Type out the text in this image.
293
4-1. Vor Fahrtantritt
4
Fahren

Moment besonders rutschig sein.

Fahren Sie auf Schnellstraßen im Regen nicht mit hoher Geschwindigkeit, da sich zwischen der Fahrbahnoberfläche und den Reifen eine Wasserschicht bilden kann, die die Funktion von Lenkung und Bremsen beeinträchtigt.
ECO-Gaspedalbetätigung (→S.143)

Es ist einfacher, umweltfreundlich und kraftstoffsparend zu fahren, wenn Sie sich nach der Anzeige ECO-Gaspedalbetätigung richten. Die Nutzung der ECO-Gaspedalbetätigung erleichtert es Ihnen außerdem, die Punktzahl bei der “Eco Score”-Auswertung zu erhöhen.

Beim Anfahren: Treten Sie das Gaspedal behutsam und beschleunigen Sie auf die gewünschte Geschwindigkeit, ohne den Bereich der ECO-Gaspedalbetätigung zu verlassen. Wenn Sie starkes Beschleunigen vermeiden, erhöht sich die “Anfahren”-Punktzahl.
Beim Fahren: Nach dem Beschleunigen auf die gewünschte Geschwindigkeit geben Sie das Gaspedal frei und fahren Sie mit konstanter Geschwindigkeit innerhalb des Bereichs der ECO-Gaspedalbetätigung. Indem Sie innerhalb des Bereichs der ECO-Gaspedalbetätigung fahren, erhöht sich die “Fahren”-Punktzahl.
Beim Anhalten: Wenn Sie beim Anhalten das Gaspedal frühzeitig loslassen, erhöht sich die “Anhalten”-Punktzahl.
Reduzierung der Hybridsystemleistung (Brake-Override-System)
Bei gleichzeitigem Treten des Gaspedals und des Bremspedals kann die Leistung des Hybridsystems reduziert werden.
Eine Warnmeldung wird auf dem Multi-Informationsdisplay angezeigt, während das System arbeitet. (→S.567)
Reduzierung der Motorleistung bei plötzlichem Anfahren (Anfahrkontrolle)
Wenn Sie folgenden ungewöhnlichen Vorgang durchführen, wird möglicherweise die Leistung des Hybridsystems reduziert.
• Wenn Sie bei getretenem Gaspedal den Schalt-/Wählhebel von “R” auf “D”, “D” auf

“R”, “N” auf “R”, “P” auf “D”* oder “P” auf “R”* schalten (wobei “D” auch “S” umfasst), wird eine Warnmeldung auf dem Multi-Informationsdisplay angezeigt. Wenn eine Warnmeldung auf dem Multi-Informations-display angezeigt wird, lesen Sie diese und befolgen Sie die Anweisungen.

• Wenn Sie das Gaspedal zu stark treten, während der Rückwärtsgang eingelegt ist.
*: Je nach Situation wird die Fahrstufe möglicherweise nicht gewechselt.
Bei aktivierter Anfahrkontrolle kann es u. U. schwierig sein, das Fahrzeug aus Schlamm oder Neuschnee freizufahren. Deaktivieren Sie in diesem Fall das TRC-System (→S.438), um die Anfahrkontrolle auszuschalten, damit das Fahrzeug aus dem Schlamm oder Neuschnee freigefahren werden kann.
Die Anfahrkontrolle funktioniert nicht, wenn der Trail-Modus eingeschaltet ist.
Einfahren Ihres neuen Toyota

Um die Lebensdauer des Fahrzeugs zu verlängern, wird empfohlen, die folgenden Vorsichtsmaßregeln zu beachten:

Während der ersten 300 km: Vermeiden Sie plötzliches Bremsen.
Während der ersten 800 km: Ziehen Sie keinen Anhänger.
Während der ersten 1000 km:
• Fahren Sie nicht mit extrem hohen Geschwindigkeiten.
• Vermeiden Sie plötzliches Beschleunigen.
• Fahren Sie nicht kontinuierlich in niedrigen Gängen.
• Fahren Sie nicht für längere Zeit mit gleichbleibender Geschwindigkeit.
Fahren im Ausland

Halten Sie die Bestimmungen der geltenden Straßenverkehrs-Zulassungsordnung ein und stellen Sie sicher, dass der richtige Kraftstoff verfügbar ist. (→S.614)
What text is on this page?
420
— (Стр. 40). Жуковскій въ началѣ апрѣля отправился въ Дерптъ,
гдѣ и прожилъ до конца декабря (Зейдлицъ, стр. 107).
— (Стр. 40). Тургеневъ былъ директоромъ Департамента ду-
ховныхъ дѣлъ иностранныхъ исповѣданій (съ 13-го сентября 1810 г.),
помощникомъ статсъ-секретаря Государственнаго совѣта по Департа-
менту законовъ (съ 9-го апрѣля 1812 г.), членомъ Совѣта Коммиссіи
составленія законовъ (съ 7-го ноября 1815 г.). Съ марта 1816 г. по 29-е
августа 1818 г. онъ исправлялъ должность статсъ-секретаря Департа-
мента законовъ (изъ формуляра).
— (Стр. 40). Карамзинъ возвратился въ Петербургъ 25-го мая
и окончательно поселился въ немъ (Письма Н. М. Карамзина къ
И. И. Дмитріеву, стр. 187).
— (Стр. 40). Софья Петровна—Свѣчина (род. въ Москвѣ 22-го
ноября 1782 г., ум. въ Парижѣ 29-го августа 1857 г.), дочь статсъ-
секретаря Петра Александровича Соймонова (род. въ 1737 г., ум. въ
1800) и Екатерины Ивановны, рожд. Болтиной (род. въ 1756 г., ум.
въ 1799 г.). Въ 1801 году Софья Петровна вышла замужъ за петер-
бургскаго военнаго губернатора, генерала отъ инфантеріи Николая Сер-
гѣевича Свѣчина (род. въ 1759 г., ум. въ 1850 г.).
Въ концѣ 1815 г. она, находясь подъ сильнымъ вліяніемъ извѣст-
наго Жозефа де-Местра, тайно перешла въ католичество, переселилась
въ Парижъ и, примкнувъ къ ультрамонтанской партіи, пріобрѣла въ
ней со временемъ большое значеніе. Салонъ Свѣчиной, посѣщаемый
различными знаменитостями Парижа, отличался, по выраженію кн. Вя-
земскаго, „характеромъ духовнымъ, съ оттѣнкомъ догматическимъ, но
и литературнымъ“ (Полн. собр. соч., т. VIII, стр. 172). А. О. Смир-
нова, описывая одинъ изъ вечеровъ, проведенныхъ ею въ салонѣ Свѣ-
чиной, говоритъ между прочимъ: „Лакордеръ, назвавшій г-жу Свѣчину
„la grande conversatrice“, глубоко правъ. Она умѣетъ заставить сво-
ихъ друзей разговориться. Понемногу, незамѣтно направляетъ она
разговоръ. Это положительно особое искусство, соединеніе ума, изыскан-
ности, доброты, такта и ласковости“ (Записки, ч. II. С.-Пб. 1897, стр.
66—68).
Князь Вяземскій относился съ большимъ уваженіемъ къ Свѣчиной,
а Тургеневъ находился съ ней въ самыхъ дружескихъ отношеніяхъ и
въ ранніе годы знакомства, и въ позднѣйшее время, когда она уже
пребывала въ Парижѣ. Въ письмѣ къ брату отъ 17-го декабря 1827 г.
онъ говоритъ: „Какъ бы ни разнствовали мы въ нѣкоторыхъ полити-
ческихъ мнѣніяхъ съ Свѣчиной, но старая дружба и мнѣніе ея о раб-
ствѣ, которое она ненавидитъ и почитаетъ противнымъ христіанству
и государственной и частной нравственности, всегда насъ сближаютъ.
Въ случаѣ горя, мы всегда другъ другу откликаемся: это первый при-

*****

Work to complete:
Extract every line from the records above that contains the word "plötzliches".

Output of the task:
Während der ersten 300 km: Vermeiden Sie plötzliches Bremsen.
• Vermeiden Sie plötzliches Beschleunigen.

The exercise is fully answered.